(Lines of data)
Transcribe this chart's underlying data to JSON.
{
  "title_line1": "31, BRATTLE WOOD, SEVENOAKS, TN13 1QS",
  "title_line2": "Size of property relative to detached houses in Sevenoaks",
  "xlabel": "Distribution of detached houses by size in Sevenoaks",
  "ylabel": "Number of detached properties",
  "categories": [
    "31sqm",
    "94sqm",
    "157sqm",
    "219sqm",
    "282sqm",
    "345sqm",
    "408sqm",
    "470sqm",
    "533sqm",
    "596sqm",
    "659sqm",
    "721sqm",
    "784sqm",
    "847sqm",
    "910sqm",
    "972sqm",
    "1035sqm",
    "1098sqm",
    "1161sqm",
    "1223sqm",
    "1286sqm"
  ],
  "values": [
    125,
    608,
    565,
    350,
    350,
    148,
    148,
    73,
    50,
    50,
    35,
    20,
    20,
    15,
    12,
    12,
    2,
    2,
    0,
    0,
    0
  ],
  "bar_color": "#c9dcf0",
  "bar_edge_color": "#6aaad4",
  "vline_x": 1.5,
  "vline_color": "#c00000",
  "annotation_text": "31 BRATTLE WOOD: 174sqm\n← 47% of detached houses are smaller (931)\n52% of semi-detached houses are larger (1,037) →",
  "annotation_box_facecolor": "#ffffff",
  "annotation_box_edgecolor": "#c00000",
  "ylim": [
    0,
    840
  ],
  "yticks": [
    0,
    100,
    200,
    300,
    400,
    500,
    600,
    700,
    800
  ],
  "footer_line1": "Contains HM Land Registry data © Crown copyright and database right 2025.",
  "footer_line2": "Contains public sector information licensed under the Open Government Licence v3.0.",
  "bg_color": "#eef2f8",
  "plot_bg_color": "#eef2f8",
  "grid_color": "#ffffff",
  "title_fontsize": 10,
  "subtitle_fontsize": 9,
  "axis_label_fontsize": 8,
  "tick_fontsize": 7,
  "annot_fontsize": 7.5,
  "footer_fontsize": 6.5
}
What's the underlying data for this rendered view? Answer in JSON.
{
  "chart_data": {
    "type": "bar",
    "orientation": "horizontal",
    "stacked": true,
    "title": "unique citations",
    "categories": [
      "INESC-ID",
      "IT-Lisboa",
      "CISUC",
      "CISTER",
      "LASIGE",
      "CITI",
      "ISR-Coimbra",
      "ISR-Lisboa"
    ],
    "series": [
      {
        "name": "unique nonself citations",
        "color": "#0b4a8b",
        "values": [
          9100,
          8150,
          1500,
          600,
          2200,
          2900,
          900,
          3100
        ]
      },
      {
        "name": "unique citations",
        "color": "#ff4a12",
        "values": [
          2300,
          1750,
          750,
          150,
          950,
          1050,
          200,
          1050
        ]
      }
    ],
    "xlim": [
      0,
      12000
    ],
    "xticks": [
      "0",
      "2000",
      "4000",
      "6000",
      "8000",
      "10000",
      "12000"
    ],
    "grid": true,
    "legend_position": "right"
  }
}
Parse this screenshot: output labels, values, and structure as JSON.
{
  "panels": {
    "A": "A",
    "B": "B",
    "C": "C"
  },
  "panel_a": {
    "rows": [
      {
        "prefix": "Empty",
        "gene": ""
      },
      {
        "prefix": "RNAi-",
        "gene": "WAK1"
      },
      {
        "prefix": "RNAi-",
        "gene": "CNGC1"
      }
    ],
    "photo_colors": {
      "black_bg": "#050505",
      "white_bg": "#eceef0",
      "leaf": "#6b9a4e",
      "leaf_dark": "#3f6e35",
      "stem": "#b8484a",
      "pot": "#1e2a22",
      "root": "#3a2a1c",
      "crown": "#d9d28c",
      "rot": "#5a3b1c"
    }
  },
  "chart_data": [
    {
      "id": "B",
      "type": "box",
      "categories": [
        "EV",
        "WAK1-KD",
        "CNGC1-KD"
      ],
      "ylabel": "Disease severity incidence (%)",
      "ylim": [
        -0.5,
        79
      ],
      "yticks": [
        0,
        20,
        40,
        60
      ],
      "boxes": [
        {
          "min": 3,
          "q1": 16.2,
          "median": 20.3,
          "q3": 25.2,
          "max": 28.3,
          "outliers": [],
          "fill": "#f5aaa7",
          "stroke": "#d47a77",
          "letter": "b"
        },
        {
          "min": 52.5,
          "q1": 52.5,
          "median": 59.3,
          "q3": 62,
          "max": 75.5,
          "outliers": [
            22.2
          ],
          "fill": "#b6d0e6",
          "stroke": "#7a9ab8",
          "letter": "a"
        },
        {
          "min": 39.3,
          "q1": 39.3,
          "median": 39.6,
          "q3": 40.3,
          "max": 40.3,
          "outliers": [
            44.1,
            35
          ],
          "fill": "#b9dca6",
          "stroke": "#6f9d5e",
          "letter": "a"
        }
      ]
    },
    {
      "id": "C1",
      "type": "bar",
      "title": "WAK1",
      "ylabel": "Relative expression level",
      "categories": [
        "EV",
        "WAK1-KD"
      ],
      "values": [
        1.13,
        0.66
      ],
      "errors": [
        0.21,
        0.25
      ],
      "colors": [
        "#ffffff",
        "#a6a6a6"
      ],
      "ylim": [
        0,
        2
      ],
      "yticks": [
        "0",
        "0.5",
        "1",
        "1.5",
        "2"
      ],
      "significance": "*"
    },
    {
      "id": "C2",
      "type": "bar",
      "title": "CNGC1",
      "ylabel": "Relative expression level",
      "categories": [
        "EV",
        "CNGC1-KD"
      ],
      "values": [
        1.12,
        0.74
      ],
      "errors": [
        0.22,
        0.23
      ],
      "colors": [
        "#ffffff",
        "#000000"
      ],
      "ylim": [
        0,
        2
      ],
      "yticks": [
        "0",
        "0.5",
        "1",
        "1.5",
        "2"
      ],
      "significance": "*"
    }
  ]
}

#### [To do]
Take each line of the material that contains the word "WOOD" and list it.

#### [Answer to this problem]
  "title_line1": "31, BRATTLE WOOD, SEVENOAKS, TN13 1QS",
  "annotation_text": "31 BRATTLE WOOD: 174sqm\n← 47% of detached houses are smaller (931)\n52% of semi-detached houses are larger (1,037) →",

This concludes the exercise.